--- Start of Records supplied ---
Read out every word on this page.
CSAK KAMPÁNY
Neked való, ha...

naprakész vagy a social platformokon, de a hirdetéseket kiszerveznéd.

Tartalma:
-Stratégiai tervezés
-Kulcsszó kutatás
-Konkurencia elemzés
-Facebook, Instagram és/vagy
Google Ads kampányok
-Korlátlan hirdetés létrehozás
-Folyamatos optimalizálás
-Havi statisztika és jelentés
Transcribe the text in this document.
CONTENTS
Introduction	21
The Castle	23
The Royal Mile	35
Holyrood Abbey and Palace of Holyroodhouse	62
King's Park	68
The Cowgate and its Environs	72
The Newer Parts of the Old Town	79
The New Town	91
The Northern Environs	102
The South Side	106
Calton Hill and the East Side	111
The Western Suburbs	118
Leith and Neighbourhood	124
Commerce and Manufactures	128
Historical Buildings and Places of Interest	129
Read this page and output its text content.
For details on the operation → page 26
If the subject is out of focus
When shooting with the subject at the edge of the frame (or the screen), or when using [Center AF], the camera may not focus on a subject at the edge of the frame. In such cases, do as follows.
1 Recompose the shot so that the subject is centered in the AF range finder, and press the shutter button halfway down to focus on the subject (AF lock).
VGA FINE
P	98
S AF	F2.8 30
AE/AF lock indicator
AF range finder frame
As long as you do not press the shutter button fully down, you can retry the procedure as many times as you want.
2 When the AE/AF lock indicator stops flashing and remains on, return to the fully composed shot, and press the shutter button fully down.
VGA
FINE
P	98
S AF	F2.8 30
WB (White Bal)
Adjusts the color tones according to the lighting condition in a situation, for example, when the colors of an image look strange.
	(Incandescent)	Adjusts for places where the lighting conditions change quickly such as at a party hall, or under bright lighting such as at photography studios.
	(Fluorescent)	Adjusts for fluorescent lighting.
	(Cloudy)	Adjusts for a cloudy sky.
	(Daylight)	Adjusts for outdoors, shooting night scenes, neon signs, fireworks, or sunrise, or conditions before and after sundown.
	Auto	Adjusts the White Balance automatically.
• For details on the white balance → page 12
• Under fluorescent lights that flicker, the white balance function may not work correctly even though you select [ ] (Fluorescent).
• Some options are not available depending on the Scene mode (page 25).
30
--- End of Records supplied ---
**Stated task:**
Go through the listing above and report how many of its lines contain the word "that", with only the number as output.

**Answer to the task:**
2